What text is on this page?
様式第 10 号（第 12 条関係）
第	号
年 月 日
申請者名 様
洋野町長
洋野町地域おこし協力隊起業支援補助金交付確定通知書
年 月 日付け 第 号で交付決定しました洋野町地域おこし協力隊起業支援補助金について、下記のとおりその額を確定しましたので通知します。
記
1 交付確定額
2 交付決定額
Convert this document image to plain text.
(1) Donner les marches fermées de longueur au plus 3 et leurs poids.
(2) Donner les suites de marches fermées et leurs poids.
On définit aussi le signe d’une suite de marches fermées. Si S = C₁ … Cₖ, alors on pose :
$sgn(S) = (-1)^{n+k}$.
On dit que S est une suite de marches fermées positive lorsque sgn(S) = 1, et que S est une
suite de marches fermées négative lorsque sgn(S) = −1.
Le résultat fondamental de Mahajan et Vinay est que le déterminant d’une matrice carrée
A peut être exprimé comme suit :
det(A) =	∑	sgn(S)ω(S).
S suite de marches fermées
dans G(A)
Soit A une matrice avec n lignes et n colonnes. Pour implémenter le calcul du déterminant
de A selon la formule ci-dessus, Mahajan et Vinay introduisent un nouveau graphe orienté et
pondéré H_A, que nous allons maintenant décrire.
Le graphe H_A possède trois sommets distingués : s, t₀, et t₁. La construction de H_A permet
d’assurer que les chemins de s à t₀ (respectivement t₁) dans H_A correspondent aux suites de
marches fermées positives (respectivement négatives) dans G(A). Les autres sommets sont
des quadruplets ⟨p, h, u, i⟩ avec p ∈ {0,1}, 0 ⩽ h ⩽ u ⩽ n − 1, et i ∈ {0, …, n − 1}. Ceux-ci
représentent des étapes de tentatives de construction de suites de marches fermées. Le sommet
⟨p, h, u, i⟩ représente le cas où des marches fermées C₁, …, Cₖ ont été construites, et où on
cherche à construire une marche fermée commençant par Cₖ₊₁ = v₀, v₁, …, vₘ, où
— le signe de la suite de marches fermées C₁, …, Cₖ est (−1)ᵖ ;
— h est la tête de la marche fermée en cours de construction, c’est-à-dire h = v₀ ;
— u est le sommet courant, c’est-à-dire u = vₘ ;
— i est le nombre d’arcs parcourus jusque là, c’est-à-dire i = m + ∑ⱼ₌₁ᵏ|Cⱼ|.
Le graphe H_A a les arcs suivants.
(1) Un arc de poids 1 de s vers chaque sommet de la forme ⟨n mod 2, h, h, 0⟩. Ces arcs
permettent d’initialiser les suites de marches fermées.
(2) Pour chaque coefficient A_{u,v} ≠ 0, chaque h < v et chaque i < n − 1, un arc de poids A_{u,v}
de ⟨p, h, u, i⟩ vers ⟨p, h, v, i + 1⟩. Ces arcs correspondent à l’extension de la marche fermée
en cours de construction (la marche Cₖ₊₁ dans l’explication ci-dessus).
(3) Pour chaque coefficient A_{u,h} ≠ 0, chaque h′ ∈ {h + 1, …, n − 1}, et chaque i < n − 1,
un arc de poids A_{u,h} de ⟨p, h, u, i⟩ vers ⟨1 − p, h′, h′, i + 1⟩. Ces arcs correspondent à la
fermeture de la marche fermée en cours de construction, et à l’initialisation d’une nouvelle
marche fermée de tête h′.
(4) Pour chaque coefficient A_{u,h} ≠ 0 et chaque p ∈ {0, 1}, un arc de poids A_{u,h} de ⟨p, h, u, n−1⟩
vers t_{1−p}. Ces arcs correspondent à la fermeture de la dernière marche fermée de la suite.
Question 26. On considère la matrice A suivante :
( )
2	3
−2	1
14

What the task asks ▸
Retype every record above exactly as it appears.

Output for this task ▸
What text is on this page?
様式第 10 号（第 12 条関係）
第	号
年 月 日
申請者名 様
洋野町長
洋野町地域おこし協力隊起業支援補助金交付確定通知書
年 月 日付け 第 号で交付決定しました洋野町地域おこし協力隊起業支援補助金について、下記のとおりその額を確定しましたので通知します。
記
1 交付確定額
2 交付決定額
Convert this document image to plain text.
(1) Donner les marches fermées de longueur au plus 3 et leurs poids.
(2) Donner les suites de marches fermées et leurs poids.
On définit aussi le signe d’une suite de marches fermées. Si S = C₁ … Cₖ, alors on pose :
$sgn(S) = (-1)^{n+k}$.
On dit que S est une suite de marches fermées positive lorsque sgn(S) = 1, et que S est une
suite de marches fermées négative lorsque sgn(S) = −1.
Le résultat fondamental de Mahajan et Vinay est que le déterminant d’une matrice carrée
A peut être exprimé comme suit :
det(A) =	∑	sgn(S)ω(S).
S suite de marches fermées
dans G(A)
Soit A une matrice avec n lignes et n colonnes. Pour implémenter le calcul du déterminant
de A selon la formule ci-dessus, Mahajan et Vinay introduisent un nouveau graphe orienté et
pondéré H_A, que nous allons maintenant décrire.
Le graphe H_A possède trois sommets distingués : s, t₀, et t₁. La construction de H_A permet
d’assurer que les chemins de s à t₀ (respectivement t₁) dans H_A correspondent aux suites de
marches fermées positives (respectivement négatives) dans G(A). Les autres sommets sont
des quadruplets ⟨p, h, u, i⟩ avec p ∈ {0,1}, 0 ⩽ h ⩽ u ⩽ n − 1, et i ∈ {0, …, n − 1}. Ceux-ci
représentent des étapes de tentatives de construction de suites de marches fermées. Le sommet
⟨p, h, u, i⟩ représente le cas où des marches fermées C₁, …, Cₖ ont été construites, et où on
cherche à construire une marche fermée commençant par Cₖ₊₁ = v₀, v₁, …, vₘ, où
— le signe de la suite de marches fermées C₁, …, Cₖ est (−1)ᵖ ;
— h est la tête de la marche fermée en cours de construction, c’est-à-dire h = v₀ ;
— u est le sommet courant, c’est-à-dire u = vₘ ;
— i est le nombre d’arcs parcourus jusque là, c’est-à-dire i = m + ∑ⱼ₌₁ᵏ|Cⱼ|.
Le graphe H_A a les arcs suivants.
(1) Un arc de poids 1 de s vers chaque sommet de la forme ⟨n mod 2, h, h, 0⟩. Ces arcs
permettent d’initialiser les suites de marches fermées.
(2) Pour chaque coefficient A_{u,v} ≠ 0, chaque h < v et chaque i < n − 1, un arc de poids A_{u,v}
de ⟨p, h, u, i⟩ vers ⟨p, h, v, i + 1⟩. Ces arcs correspondent à l’extension de la marche fermée
en cours de construction (la marche Cₖ₊₁ dans l’explication ci-dessus).
(3) Pour chaque coefficient A_{u,h} ≠ 0, chaque h′ ∈ {h + 1, …, n − 1}, et chaque i < n − 1,
un arc de poids A_{u,h} de ⟨p, h, u, i⟩ vers ⟨1 − p, h′, h′, i + 1⟩. Ces arcs correspondent à la
fermeture de la marche fermée en cours de construction, et à l’initialisation d’une nouvelle
marche fermée de tête h′.
(4) Pour chaque coefficient A_{u,h} ≠ 0 et chaque p ∈ {0, 1}, un arc de poids A_{u,h} de ⟨p, h, u, n−1⟩
vers t_{1−p}. Ces arcs correspondent à la fermeture de la dernière marche fermée de la suite.
Question 26. On considère la matrice A suivante :
( )
2	3
−2	1
14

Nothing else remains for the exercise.